::: Material
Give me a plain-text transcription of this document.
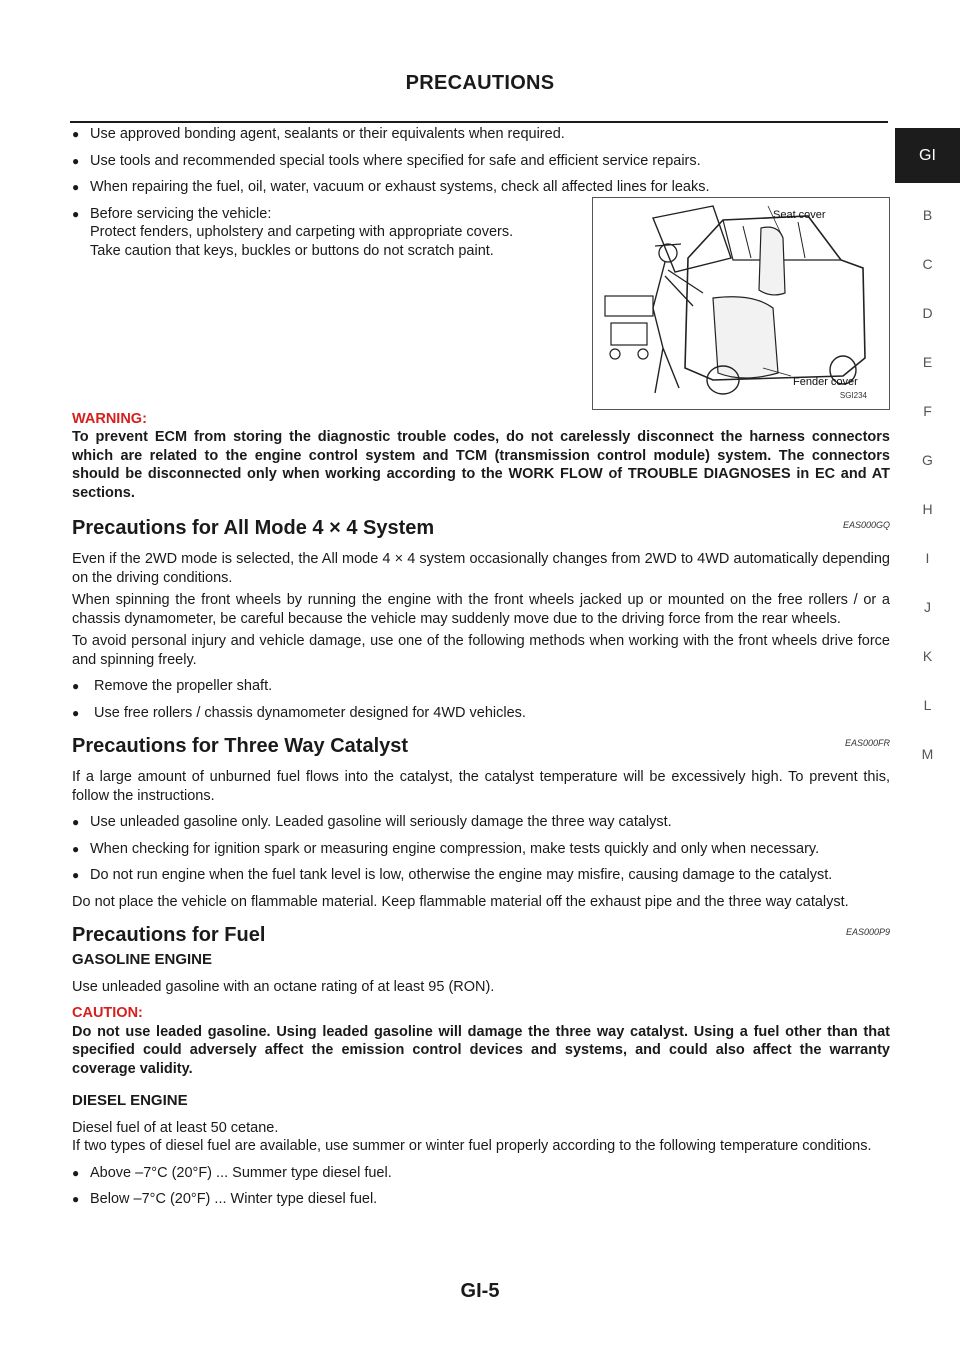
PRECAUTIONS
GI
B
C
D
E
F
G
H
I
J
K
L
M
● Use approved bonding agent, sealants or their equivalents when required.
● Use tools and recommended special tools where specified for safe and efficient service repairs.
● When repairing the fuel, oil, water, vacuum or exhaust systems, check all affected lines for leaks.
● Before servicing the vehicle:
Protect fenders, upholstery and carpeting with appropriate covers.
Take caution that keys, buckles or buttons do not scratch paint.
Seat cover
Fender cover
SGI234
WARNING:
To prevent ECM from storing the diagnostic trouble codes, do not carelessly disconnect the harness connectors which are related to the engine control system and TCM (transmission control module) system. The connectors should be disconnected only when working according to the WORK FLOW of TROUBLE DIAGNOSES in EC and AT sections.
Precautions for All Mode 4 × 4 System	EAS000GQ

Even if the 2WD mode is selected, the All mode 4 × 4 system occasionally changes from 2WD to 4WD automatically depending on the driving conditions.

When spinning the front wheels by running the engine with the front wheels jacked up or mounted on the free rollers / or a chassis dynamometer, be careful because the vehicle may suddenly move due to the driving force from the rear wheels.

To avoid personal injury and vehicle damage, use one of the following methods when working with the front wheels drive force and spinning freely.

● Remove the propeller shaft.
● Use free rollers / chassis dynamometer designed for 4WD vehicles.
Precautions for Three Way Catalyst	EAS000FR

If a large amount of unburned fuel flows into the catalyst, the catalyst temperature will be excessively high. To prevent this, follow the instructions.

● Use unleaded gasoline only. Leaded gasoline will seriously damage the three way catalyst.
● When checking for ignition spark or measuring engine compression, make tests quickly and only when necessary.
● Do not run engine when the fuel tank level is low, otherwise the engine may misfire, causing damage to the catalyst.

Do not place the vehicle on flammable material. Keep flammable material off the exhaust pipe and the three way catalyst.

Precautions for Fuel	EAS000P9
GASOLINE ENGINE

Use unleaded gasoline with an octane rating of at least 95 (RON).

CAUTION:
Do not use leaded gasoline. Using leaded gasoline will damage the three way catalyst. Using a fuel other than that specified could adversely affect the emission control devices and systems, and could also affect the warranty coverage validity.
DIESEL ENGINE
Diesel fuel of at least 50 cetane.

If two types of diesel fuel are available, use summer or winter fuel properly according to the following temperature conditions.

● Above –7°C (20°F) ... Summer type diesel fuel.
● Below –7°C (20°F) ... Winter type diesel fuel.
GI-5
::::::
Aim — Which lines hold the word "systems"? Return all of them from the records above.

Worked solution —
● When repairing the fuel, oil, water, vacuum or exhaust systems, check all affected lines for leaks.
Do not use leaded gasoline. Using leaded gasoline will damage the three way catalyst. Using a fuel other than that specified could adversely affect the emission control devices and systems, and could also affect the warranty coverage validity.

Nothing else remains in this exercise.